◆ **Problem statement**: Find each line with the string "bruksanvisningen" and report it.

◆ **Data for the task**:
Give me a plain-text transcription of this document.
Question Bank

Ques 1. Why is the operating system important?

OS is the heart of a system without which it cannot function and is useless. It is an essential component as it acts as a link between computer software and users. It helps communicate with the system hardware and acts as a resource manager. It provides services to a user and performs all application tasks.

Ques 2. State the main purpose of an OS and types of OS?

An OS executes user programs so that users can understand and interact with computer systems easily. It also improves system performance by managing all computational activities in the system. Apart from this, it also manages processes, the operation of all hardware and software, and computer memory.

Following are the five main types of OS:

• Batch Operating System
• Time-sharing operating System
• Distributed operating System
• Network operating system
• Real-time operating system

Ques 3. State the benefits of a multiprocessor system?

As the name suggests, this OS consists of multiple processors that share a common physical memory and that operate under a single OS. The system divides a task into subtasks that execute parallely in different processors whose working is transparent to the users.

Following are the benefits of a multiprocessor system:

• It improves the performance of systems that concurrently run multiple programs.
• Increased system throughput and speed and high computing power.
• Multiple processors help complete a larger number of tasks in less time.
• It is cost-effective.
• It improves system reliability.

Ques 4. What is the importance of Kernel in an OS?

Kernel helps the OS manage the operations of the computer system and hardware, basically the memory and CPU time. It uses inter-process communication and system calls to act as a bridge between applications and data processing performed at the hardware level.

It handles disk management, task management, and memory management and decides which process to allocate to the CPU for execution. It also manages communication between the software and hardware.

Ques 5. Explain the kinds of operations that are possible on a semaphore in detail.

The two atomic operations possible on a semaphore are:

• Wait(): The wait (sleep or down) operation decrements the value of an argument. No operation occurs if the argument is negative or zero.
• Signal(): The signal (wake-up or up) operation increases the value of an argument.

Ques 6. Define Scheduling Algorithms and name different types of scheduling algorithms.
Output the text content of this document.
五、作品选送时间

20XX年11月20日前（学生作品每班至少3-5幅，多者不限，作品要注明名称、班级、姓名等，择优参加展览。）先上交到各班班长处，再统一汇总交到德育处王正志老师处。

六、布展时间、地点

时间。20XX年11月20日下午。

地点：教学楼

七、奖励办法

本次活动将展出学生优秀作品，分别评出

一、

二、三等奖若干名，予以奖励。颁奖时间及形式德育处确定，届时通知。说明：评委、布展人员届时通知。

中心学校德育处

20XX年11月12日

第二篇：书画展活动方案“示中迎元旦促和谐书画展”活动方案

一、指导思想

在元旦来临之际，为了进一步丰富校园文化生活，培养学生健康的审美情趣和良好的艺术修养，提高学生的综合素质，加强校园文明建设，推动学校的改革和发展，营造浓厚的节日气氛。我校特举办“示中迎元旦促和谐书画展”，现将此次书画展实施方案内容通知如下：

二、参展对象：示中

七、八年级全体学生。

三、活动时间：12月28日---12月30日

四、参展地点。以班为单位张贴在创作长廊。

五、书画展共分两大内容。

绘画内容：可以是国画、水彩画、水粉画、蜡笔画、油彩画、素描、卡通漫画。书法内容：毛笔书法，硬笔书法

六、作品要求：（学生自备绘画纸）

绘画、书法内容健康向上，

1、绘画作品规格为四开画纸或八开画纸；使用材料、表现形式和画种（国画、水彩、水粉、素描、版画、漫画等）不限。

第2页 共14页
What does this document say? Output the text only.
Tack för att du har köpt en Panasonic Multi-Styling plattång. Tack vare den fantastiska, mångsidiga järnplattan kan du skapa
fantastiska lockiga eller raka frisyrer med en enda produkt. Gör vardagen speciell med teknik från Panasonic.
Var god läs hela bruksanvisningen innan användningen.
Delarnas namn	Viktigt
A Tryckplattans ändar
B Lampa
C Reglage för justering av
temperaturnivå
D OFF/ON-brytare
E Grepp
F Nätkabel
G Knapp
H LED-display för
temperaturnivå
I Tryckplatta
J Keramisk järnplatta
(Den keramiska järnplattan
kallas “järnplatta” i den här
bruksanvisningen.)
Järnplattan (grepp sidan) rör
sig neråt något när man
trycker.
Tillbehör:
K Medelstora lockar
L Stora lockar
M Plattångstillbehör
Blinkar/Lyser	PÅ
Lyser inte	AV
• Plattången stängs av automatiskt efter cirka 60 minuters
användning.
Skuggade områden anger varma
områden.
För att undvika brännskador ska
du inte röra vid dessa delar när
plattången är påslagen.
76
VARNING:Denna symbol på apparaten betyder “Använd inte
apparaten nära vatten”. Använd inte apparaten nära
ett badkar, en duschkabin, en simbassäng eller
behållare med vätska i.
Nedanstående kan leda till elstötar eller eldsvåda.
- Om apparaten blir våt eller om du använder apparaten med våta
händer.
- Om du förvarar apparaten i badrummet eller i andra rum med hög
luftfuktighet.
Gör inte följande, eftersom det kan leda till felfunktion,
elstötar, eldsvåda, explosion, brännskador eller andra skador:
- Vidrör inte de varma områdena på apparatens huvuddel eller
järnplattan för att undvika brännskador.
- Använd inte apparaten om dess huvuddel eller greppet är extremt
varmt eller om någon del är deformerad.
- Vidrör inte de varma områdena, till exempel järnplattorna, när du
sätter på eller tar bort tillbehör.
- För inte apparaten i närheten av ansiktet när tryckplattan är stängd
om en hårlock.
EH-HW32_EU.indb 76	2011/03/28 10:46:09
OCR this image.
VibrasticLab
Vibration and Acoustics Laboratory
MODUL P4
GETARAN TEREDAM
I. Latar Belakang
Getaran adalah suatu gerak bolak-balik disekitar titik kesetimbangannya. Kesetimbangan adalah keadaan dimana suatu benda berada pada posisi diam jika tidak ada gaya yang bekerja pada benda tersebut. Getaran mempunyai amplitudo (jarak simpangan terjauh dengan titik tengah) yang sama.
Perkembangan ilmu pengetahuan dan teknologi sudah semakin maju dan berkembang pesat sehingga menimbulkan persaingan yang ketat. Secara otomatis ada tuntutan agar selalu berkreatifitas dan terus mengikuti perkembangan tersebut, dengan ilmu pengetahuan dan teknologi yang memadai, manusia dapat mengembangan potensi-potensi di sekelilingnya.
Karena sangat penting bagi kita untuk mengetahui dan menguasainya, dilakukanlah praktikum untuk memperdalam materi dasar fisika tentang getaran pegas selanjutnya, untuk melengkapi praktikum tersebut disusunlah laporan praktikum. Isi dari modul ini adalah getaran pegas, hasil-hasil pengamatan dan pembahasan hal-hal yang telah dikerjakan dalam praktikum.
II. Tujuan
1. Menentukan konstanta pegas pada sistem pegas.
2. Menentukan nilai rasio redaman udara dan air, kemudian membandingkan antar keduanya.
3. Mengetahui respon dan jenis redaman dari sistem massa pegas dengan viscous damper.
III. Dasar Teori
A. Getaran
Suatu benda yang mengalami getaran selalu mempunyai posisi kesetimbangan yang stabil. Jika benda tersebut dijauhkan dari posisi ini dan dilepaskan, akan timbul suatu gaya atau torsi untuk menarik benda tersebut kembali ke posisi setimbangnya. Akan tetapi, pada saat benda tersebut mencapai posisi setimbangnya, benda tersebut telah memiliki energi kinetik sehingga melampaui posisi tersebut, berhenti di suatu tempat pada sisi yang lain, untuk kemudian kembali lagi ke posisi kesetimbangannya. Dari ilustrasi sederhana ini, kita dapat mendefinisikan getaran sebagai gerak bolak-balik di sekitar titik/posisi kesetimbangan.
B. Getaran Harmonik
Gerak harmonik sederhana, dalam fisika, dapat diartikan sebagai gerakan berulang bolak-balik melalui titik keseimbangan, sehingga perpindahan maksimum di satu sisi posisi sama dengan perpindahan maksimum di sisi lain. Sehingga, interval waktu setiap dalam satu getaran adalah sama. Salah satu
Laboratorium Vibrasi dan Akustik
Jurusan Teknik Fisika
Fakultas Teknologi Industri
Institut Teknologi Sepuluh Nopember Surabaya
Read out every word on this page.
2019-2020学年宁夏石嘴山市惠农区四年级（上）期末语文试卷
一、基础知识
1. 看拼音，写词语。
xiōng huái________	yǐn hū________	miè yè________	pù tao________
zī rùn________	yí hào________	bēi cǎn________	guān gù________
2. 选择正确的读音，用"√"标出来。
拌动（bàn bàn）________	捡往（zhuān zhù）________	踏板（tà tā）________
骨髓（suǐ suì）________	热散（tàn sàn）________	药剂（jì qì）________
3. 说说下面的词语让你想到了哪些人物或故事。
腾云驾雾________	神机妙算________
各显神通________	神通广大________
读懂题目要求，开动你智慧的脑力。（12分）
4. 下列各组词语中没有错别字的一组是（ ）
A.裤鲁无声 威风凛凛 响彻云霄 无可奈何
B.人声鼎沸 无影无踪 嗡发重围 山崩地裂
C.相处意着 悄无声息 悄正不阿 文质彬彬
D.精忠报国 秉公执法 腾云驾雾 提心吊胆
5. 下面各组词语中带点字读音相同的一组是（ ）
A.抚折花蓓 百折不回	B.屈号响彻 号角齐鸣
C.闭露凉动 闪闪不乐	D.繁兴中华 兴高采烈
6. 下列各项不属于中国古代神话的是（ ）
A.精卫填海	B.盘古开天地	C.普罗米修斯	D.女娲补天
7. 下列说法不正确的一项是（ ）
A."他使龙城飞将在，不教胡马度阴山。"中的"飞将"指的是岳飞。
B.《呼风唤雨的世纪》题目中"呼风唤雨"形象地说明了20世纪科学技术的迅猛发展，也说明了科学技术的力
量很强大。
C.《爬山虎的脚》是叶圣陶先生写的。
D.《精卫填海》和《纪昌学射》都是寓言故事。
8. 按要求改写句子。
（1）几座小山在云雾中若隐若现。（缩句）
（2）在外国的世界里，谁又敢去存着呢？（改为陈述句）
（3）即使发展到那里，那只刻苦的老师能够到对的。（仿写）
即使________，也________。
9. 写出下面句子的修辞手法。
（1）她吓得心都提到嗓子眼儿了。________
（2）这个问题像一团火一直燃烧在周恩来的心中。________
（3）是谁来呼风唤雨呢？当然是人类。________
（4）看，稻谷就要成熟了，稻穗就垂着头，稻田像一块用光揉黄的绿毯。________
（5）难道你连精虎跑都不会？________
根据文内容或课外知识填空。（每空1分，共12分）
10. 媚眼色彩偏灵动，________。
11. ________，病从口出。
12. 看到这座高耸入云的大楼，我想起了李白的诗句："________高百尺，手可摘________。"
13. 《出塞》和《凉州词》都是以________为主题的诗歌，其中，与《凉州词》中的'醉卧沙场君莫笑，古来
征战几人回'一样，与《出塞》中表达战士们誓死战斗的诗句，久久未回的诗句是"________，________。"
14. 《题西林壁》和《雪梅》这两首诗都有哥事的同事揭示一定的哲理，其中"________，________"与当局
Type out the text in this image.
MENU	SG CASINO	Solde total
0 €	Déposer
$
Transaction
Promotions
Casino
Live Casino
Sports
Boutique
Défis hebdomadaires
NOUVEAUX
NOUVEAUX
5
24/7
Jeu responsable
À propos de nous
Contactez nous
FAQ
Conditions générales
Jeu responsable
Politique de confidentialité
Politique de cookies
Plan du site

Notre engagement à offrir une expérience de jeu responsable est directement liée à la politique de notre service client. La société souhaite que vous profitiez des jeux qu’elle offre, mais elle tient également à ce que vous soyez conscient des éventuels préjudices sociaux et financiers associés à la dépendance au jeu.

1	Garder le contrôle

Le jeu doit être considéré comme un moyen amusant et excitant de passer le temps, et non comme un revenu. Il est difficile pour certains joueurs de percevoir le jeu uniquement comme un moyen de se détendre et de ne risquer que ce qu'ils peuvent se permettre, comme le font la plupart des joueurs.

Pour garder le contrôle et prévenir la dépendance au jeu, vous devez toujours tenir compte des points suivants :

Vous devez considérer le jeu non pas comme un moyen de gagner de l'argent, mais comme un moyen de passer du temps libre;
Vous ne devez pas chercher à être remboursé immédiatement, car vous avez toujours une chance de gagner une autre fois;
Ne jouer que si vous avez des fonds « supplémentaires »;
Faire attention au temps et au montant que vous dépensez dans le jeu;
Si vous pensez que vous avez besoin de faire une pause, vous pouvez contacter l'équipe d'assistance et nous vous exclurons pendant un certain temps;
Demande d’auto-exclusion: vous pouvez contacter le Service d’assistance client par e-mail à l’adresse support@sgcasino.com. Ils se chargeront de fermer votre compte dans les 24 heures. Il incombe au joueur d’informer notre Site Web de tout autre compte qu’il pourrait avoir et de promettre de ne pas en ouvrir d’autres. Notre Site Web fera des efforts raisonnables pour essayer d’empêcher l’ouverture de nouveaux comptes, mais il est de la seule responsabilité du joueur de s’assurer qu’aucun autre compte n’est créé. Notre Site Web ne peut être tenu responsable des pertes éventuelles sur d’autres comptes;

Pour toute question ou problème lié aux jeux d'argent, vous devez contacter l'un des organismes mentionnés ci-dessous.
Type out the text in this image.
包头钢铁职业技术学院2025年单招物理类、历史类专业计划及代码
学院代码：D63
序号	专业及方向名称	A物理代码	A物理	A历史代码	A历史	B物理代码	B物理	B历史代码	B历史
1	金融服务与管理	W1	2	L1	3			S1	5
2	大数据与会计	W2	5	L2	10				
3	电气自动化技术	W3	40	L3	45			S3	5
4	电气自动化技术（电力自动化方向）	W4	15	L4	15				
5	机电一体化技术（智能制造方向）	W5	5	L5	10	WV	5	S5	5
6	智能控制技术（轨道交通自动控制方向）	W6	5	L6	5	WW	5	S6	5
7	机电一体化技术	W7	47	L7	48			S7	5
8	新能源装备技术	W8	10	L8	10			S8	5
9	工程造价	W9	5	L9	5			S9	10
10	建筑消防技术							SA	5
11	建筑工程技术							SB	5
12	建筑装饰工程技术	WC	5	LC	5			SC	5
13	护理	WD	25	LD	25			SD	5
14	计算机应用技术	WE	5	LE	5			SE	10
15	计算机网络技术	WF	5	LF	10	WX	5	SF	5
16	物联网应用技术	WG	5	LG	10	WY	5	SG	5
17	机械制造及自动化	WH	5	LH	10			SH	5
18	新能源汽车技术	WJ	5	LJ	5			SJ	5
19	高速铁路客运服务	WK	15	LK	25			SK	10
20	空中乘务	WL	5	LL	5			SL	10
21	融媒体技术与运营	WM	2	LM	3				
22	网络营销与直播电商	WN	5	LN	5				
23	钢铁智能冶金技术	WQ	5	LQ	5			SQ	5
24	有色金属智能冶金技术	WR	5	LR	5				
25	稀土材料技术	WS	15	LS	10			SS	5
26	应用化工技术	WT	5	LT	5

◆ **Answer for this exercise**:
Var god läs hela bruksanvisningen innan användningen.
bruksanvisningen.)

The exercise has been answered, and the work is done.